**Exercise**:
Please transcribe the records precisely; pictures stay out of your copy.

= = =

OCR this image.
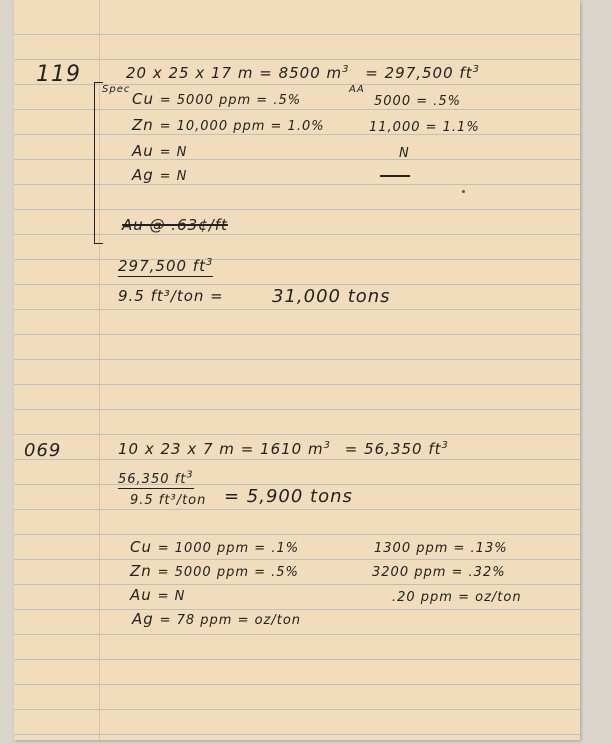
119	20 x 25 x 17 m = 8500 $m^3 = 297,500$ $ft^3$
Spec	AA
Cu = 5000 ppm = .5%	5000 = .5%
Zn = 10,000 ppm = 1.0%	11,000 = 1.1%
Au = N	N
Ag = N
Au @ .63¢/ft
297,500 $ft^3$
9.5 ft³/ton =	31,000 tons
069	10 x 23 x 7 m = 1610 $m^3 = 56,350$ $ft^3$
56,350 $ft^3$
9.5 ft³/ton = 5,900 tons
Cu = 1000 ppm = .1%	1300 ppm = .13%
Zn = 5000 ppm = .5%	3200 ppm = .32%
Au = N	.20 ppm = oz/ton
Ag = 78 ppm = oz/ton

= = =

**Output of the exercise**:
OCR this image.
119	20 x 25 x 17 m = 8500 $m^3 = 297,500$ $ft^3$
Spec	AA
Cu = 5000 ppm = .5%	5000 = .5%
Zn = 10,000 ppm = 1.0%	11,000 = 1.1%
Au = N	N
Ag = N
Au @ .63¢/ft
297,500 $ft^3$
9.5 ft³/ton =	31,000 tons
069	10 x 23 x 7 m = 1610 $m^3 = 56,350$ $ft^3$
56,350 $ft^3$
9.5 ft³/ton = 5,900 tons
Cu = 1000 ppm = .1%	1300 ppm = .13%
Zn = 5000 ppm = .5%	3200 ppm = .32%
Au = N	.20 ppm = oz/ton
Ag = 78 ppm = oz/ton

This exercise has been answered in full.